━━ Data supplied

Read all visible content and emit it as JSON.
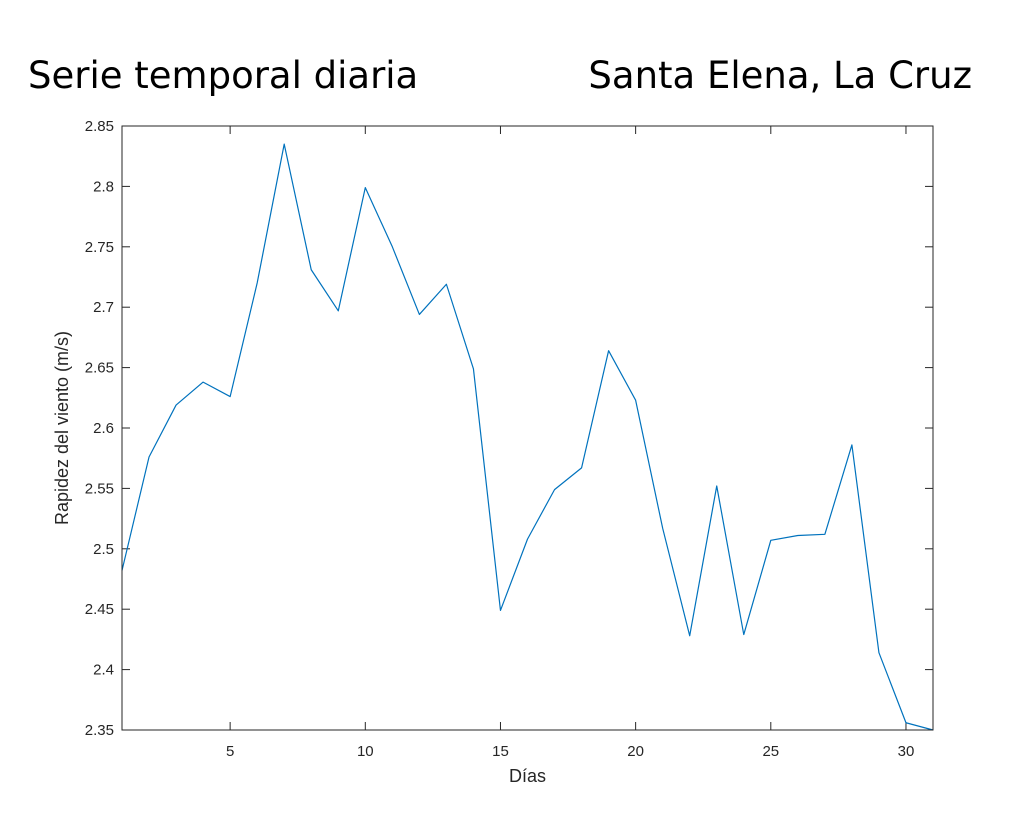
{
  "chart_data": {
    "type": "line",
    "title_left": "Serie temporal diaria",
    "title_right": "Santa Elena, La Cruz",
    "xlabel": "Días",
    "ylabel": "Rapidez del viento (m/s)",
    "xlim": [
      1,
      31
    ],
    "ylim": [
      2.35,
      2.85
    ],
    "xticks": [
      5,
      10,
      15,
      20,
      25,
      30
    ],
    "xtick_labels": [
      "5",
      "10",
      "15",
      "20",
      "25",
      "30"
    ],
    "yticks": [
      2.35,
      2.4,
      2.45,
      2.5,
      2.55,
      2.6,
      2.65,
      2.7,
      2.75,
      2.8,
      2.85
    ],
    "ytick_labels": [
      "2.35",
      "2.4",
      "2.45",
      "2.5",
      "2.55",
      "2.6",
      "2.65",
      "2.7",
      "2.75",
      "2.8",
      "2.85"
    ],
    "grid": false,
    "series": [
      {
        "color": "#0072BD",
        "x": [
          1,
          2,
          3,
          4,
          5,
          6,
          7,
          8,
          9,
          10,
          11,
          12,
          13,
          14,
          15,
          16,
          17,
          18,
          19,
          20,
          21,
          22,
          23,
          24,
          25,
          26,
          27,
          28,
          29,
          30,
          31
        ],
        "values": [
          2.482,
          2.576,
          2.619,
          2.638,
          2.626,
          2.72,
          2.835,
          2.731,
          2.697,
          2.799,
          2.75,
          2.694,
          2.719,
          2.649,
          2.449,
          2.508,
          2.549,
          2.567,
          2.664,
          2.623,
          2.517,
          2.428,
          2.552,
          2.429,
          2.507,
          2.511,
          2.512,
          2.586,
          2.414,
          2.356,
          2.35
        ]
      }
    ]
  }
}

━━━━

▸ **Do this**
Without including any picture, retype the entries exactly.

▸ **Worked solution**
Read all visible content and emit it as JSON.
{
  "chart_data": {
    "type": "line",
    "title_left": "Serie temporal diaria",
    "title_right": "Santa Elena, La Cruz",
    "xlabel": "Días",
    "ylabel": "Rapidez del viento (m/s)",
    "xlim": [
      1,
      31
    ],
    "ylim": [
      2.35,
      2.85
    ],
    "xticks": [
      5,
      10,
      15,
      20,
      25,
      30
    ],
    "xtick_labels": [
      "5",
      "10",
      "15",
      "20",
      "25",
      "30"
    ],
    "yticks": [
      2.35,
      2.4,
      2.45,
      2.5,
      2.55,
      2.6,
      2.65,
      2.7,
      2.75,
      2.8,
      2.85
    ],
    "ytick_labels": [
      "2.35",
      "2.4",
      "2.45",
      "2.5",
      "2.55",
      "2.6",
      "2.65",
      "2.7",
      "2.75",
      "2.8",
      "2.85"
    ],
    "grid": false,
    "series": [
      {
        "color": "#0072BD",
        "x": [
          1,
          2,
          3,
          4,
          5,
          6,
          7,
          8,
          9,
          10,
          11,
          12,
          13,
          14,
          15,
          16,
          17,
          18,
          19,
          20,
          21,
          22,
          23,
          24,
          25,
          26,
          27,
          28,
          29,
          30,
          31
        ],
        "values": [
          2.482,
          2.576,
          2.619,
          2.638,
          2.626,
          2.72,
          2.835,
          2.731,
          2.697,
          2.799,
          2.75,
          2.694,
          2.719,
          2.649,
          2.449,
          2.508,
          2.549,
          2.567,
          2.664,
          2.623,
          2.517,
          2.428,
          2.552,
          2.429,
          2.507,
          2.511,
          2.512,
          2.586,
          2.414,
          2.356,
          2.35
        ]
      }
    ]
  }
}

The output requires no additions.